═══ SUPPLIED RECORDS ═══

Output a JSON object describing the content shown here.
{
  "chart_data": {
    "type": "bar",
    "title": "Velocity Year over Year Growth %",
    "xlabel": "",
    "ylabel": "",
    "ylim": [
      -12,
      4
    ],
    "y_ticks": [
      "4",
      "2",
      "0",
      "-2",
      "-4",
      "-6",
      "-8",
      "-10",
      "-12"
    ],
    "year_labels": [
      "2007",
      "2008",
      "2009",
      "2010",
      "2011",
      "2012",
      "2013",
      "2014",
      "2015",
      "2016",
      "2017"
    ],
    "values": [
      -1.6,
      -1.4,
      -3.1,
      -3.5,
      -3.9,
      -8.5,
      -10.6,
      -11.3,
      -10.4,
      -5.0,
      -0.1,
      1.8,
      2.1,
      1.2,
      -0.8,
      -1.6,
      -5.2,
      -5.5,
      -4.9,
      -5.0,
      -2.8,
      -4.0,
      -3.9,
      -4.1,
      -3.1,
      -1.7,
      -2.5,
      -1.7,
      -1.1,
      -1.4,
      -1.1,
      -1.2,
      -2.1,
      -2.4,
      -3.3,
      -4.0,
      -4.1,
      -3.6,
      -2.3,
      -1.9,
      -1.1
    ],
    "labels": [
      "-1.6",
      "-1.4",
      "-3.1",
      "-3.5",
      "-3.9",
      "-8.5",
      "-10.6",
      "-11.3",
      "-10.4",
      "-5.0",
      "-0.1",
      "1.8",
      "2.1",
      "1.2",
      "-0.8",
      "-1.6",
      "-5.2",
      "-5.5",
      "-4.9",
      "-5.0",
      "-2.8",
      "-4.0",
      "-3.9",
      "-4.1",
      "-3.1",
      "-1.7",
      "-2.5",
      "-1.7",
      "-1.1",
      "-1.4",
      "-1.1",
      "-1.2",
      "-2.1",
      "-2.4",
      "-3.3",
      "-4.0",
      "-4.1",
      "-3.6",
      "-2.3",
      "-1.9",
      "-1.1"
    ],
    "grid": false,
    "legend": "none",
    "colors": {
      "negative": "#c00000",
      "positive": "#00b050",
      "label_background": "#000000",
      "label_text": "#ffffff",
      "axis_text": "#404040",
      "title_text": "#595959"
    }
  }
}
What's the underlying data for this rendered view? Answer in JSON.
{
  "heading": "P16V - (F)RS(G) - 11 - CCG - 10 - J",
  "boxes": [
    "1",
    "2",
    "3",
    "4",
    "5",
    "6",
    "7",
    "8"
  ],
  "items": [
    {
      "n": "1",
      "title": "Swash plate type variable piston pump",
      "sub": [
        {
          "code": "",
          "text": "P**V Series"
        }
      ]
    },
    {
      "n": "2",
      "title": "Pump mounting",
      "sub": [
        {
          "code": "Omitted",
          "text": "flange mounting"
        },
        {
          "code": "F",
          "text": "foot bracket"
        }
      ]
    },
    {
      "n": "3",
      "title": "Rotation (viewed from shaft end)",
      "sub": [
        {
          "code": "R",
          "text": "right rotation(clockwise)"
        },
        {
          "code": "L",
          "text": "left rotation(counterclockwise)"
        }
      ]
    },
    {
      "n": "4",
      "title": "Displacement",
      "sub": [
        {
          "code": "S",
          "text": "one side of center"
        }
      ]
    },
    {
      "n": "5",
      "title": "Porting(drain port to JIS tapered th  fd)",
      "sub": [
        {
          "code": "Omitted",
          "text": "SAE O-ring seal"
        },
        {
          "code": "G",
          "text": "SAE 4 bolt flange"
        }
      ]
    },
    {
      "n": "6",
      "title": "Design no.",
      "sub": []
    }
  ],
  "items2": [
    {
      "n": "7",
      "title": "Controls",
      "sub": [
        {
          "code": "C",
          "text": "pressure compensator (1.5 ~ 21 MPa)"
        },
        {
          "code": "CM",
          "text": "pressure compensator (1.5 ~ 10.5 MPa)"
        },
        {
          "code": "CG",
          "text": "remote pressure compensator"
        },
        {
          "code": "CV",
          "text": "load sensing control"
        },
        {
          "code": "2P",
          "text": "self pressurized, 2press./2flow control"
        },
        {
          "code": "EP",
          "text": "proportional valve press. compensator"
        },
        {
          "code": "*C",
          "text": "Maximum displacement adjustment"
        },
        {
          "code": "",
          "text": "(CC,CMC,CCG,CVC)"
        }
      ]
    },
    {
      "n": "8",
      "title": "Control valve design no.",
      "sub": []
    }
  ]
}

═══

Select all lines in the listing that include the word "valve".

WRITTEN RESPONSE >>
          "text": "proportional valve press. compensator"
      "title": "Control valve design no.",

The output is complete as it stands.